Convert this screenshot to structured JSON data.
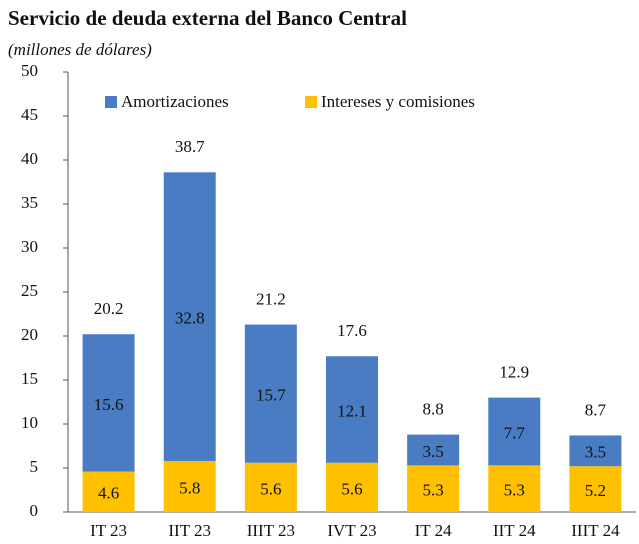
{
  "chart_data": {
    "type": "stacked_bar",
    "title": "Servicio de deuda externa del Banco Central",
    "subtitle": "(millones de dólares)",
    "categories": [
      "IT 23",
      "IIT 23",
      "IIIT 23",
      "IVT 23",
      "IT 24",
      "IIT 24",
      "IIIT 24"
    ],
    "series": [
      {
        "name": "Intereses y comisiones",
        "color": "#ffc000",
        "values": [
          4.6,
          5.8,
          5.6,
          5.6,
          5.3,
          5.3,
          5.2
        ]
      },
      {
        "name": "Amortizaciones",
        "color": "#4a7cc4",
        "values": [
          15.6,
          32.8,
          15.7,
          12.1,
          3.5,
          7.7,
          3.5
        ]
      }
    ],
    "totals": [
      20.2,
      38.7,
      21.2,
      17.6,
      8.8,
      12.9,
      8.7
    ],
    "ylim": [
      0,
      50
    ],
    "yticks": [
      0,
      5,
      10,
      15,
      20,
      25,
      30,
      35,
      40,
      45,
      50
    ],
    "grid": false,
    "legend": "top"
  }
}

-.-.-

§ The task:
Omit any images, then output the listing exactly.

§ Right answer:
Convert this screenshot to structured JSON data.
{
  "chart_data": {
    "type": "stacked_bar",
    "title": "Servicio de deuda externa del Banco Central",
    "subtitle": "(millones de dólares)",
    "categories": [
      "IT 23",
      "IIT 23",
      "IIIT 23",
      "IVT 23",
      "IT 24",
      "IIT 24",
      "IIIT 24"
    ],
    "series": [
      {
        "name": "Intereses y comisiones",
        "color": "#ffc000",
        "values": [
          4.6,
          5.8,
          5.6,
          5.6,
          5.3,
          5.3,
          5.2
        ]
      },
      {
        "name": "Amortizaciones",
        "color": "#4a7cc4",
        "values": [
          15.6,
          32.8,
          15.7,
          12.1,
          3.5,
          7.7,
          3.5
        ]
      }
    ],
    "totals": [
      20.2,
      38.7,
      21.2,
      17.6,
      8.8,
      12.9,
      8.7
    ],
    "ylim": [
      0,
      50
    ],
    "yticks": [
      0,
      5,
      10,
      15,
      20,
      25,
      30,
      35,
      40,
      45,
      50
    ],
    "grid": false,
    "legend": "top"
  }
}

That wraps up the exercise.